Saved data entries

···

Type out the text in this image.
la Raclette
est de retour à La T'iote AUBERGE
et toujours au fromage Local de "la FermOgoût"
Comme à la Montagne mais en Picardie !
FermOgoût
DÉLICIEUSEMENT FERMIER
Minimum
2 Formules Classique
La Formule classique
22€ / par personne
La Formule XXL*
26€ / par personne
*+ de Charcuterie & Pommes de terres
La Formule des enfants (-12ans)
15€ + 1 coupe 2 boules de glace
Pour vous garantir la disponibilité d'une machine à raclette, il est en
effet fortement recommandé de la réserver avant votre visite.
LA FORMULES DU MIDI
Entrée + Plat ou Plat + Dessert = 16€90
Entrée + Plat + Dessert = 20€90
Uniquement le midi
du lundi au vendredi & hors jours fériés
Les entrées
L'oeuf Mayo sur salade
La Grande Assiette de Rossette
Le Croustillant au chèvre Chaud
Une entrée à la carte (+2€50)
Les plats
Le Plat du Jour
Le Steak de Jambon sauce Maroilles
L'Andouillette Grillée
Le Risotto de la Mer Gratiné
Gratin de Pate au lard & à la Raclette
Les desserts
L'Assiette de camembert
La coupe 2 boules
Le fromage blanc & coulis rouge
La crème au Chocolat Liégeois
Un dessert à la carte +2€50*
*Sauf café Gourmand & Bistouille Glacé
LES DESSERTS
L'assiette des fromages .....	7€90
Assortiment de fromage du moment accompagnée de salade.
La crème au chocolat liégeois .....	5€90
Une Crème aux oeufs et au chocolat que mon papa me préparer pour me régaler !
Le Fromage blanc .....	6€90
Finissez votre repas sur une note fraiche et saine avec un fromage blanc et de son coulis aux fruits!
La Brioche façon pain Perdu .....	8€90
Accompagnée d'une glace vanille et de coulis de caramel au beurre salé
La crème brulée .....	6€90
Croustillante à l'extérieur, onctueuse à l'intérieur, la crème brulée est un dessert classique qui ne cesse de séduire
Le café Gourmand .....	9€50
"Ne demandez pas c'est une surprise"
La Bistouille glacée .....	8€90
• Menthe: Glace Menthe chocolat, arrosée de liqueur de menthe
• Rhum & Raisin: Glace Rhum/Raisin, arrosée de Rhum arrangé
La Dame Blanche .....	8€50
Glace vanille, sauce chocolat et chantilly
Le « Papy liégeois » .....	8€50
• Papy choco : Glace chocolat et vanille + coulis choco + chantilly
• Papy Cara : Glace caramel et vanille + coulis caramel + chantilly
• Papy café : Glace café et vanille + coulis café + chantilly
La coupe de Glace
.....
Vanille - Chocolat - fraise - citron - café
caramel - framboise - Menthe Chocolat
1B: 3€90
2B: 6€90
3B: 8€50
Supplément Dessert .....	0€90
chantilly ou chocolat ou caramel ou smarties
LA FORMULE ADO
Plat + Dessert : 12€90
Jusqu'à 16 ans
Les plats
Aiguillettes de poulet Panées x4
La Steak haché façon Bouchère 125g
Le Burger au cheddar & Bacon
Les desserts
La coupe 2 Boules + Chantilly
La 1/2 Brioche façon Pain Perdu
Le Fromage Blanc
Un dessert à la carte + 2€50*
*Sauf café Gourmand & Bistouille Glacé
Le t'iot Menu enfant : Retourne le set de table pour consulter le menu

···

__What needs to be done__: Gather every line from the listing above in which "salade" appears, and copy those lines.

__Written answer__:
L'oeuf Mayo sur salade
Assortiment de fromage du moment accompagnée de salade.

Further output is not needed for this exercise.